Exercise prompt: Below are records. Copy every line with "Koordinator" in it.

Information provided:
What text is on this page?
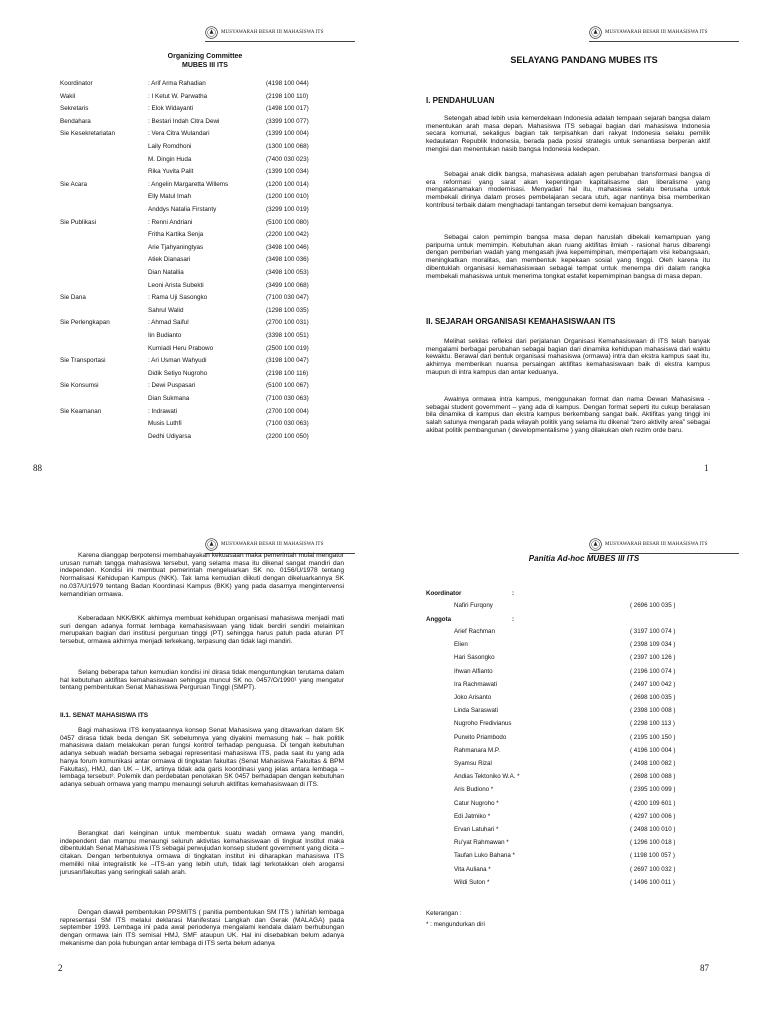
MUSYAWARAH BESAR III MAHASISWA ITS
Organizing Committee
MUBES III ITS
Koordinator	: Arif Arma Rahadian	(4198 100 044)
Wakil	: I Ketut W. Parwatha	(2198 100 110)
Sekretaris	: Elok Widayanti	(1498 100 017)
Bendahara	: Bestari Indah Citra Dewi	(3399 100 077)
Sie Kesekretariatan	: Vera Citra Wulandari	(1399 100 004)
Laily Romdhoni	(1300 100 068)
M. Dingin Huda	(7400 030 023)
Rika Yuvita Palit	(1399 100 034)
Sie Acara	: Angelin Margaretta Willems	(1200 100 014)
Elly Matul Imah	(1200 100 010)
Anddys Natalia Firstanty	(3299 100 019)
Sie Publikasi	: Renni Andriani	(5100 100 080)
Fritha Kartika Senja	(2200 100 042)
Arie Tjahyaningtyas	(3498 100 046)
Atiek Dianasari	(3498 100 036)
Dian Natallia	(3498 100 053)
Leoni Arista Subekti	(3499 100 068)
Sie Dana	: Rama Uji Sasongko	(7100 030 047)
Sahrul Walid	(1298 100 035)
Sie Perlengkapan	: Ahmad Saiful	(2700 100 031)
Iin Budianto	(3398 100 051)
Kurniadi Heru Prabowo	(2500 100 019)
Sie Transportasi	: Ari Usman Wahyudi	(3198 100 047)
Didik Setiyo Nugroho	(2198 100 116)
Sie Konsumsi	: Dewi Puspasari	(5100 100 067)
Dian Sukmana	(7100 030 063)
Sie Keamanan	: Indrawati	(2700 100 004)
Musis Luthfi	(7100 030 063)
Dedhi Udiyarsa	(2200 100 050)
88
MUSYAWARAH BESAR III MAHASISWA ITS
SELAYANG PANDANG MUBES ITS
I. PENDAHULUAN

Setengah abad lebih usia kemerdekaan Indonesia adalah tempaan sejarah bangsa dalam menentukan arah masa depan. Mahasiswa ITS sebagai bagian dari mahasiswa Indonesia secara komunal, sekaligus bagian tak terpisahkan dari rakyat Indonesia selaku pemilik kedaulatan Republik Indonesia, berada pada posisi strategis untuk senantiasa berperan aktif mengisi dan menentukan nasib bangsa Indonesia kedepan.

Sebagai anak didik bangsa, mahasiswa adalah agen perubahan transformasi bangsa di era reformasi yang sarat akan kepentingan kapitalisasme dan liberalisme yang mengatasnamakan modernisasi. Menyadari hal itu, mahasiswa selalu berusaha untuk membekali dirinya dalam proses pembelajaran secara utuh, agar nantinya bisa memberikan kontribusi terbaik dalam menghadapi tantangan tersebut demi kemajuan bangsanya.

Sebagai calon pemimpin bangsa masa depan haruslah dibekali kemampuan yang paripurna untuk memimpin. Kebutuhan akan ruang aktifitas ilmiah - rasional harus dibarengi dengan pemberian wadah yang mengasah jiwa kepemimpinan, mempertajam visi kebangsaan, meningkatkan moralitas, dan membentuk kepekaan sosial yang tinggi. Oleh karena itu dibentuklah organisasi kemahasiswaan sebagai tempat untuk menempa diri dalam rangka membekali mahasiswa untuk menerima tongkat estafet kepemimpinan bangsa di masa depan.

II. SEJARAH ORGANISASI KEMAHASISWAAN ITS

Melihat sekilas refleksi dari perjalanan Organisasi Kemahasiswaan di ITS telah banyak mengalami berbagai perubahan sebagai bagian dari dinamika kehidupan mahasiswa dari waktu kewaktu. Berawal dari bentuk organisasi mahasiswa (ormawa) intra dan ekstra kampus saat itu, akhirnya memberikan nuansa persaingan aktifitas kemahasiswaan baik di ekstra kampus maupun di intra kampus dan antar keduanya.

Awalnya ormawa intra kampus, menggunakan format dan nama Dewan Mahasiswa - sebagai student government – yang ada di kampus. Dengan format seperti itu cukup beralasan bila dinamika di kampus dan ekstra kampus berkembang sangat baik. Aktifitas yang tinggi ini salah satunya mengarah pada wilayah politik yang selama itu dikenal “zero aktivity area” sebagai akibat politik pembangunan ( developmentalisme ) yang dilakukan oleh rezim orde baru.

1
MUSYAWARAH BESAR III MAHASISWA ITS

Karena dianggap berpotensi membahayakan kekuasaan maka pemerintah mulai mengatur urusan rumah tangga mahasiswa tersebut, yang selama masa itu dikenal sangat mandiri dan independen. Kondisi ini membuat pemerintah mengeluarkan SK no. 0156/U/1978 tentang Normalisasi Kehidupan Kampus (NKK). Tak lama kemudian diikuti dengan dikeluarkannya SK no.037/U/1979 tentang Badan Koordinasi Kampus (BKK) yang pada dasarnya mengintervensi kemandirian ormawa.

Keberadaan NKK/BKK akhirnya membuat kehidupan organisasi mahasiswa menjadi mati suri dengan adanya format lembaga kemahasiswaan yang tidak berdiri sendiri melainkan merupakan bagian dari institusi perguruan tinggi (PT) sehingga harus patuh pada aturan PT tersebut, ormawa akhirnya menjadi terkekang, terpasung dan tidak lagi mandiri.

Selang beberapa tahun kemudian kondisi ini dirasa tidak menguntungkan terutama dalam hal kebutuhan aktifitas kemahasiswaan sehingga muncul SK no. 0457/O/1990¹ yang mengatur tentang pembentukan Senat Mahasiswa Perguruan Tinggi (SMPT).

II.1. SENAT MAHASISWA ITS

Bagi mahasiswa ITS kenyataannya konsep Senat Mahasiswa yang ditawarkan dalam SK 0457 dirasa tidak beda dengan SK sebelumnya yang diyakini memasung hak – hak politik mahasiswa dalam melakukan peran fungsi kontrol terhadap penguasa. Di tengah kebutuhan adanya sebuah wadah bersama sebagai representasi mahasiswa ITS, pada saat itu yang ada hanya forum komunikasi antar ormawa di tingkatan fakultas (Senat Mahasiswa Fakultas & BPM Fakultas), HMJ, dan UK – UK, artinya tidak ada garis koordinasi yang jelas antara lembaga – lembaga tersebut². Polemik dan perdebatan penolakan SK 0457 berhadapan dengan kebutuhan adanya sebuah ormawa yang mampu menaungi seluruh aktifitas kemahasiswaan di ITS.

Berangkat dari keinginan untuk membentuk suatu wadah ormawa yang mandiri, independent dan mampu menaungi seluruh aktivitas kemahasiswaan di tingkat Institut maka dibentuklah Senat Mahasiswa ITS sebagai perwujudan konsep student government yang dicita – citakan. Dengan terbentuknya ormawa di tingkatan institut ini diharapkan mahasiswa ITS memiliki nilai integralistik ke –ITS-an yang lebih utuh, tidak lagi terkotakkan oleh arogansi jurusan/fakultas yang seringkali salah arah.

Dengan diawali pembentukan PPSMITS ( panitia pembentukan SM ITS ) lahirlah lembaga representasi SM ITS melalui deklarasi Manifestasi Langkah dan Gerak (MALAGA) pada september 1993. Lembaga ini pada awal periodenya mengalami kendala dalam berhubungan dengan ormawa lain ITS semisal HMJ, SMF ataupun UK. Hal ini disebabkan belum adanya mekanisme dan pola hubungan antar lembaga di ITS serta belum adanya

2
MUSYAWARAH BESAR III MAHASISWA ITS
Panitia Ad-hoc MUBES III ITS
Koordinator	:
Anggota	:
Nafiri Furqony	( 2696 100 035 )
Arief Rachman	( 3197 100 074 )
Elien	( 2398 109 034 )
Hari Sasongko	( 2397 100 126 )
Ihwan Alfianto	( 2196 100 074 )
Ira Rachmawati	( 2497 100 042 )
Joko Arisanto	( 2698 100 035 )
Linda Saraswati	( 2398 100 008 )
Nugroho Fredivianus	( 2298 100 113 )
Purwito Priambodo	( 2195 100 150 )
Rahmanara M.P.	( 4196 100 004 )
Syamsu Rizal	( 2498 100 082 )
Andias Tektoniko W.A. *	( 2698 100 088 )
Aris Budiono *	( 2395 100 099 )
Catur Nugroho *	( 4200 109 601 )
Edi Jatmiko *	( 4297 100 006 )
Ervan Latuhari *	( 2498 100 010 )
Ru’yat Rahmawan *	( 1296 100 018 )
Taufan Luko Bahana *	( 1198 100 057 )
Vita Auliana *	( 2697 100 032 )
Wildi Suton *	( 1496 100 011 )
Keterangan :
* : mengundurkan diri
87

Solution:
Koordinator	: Arif Arma Rahadian	(4198 100 044)
Koordinator	:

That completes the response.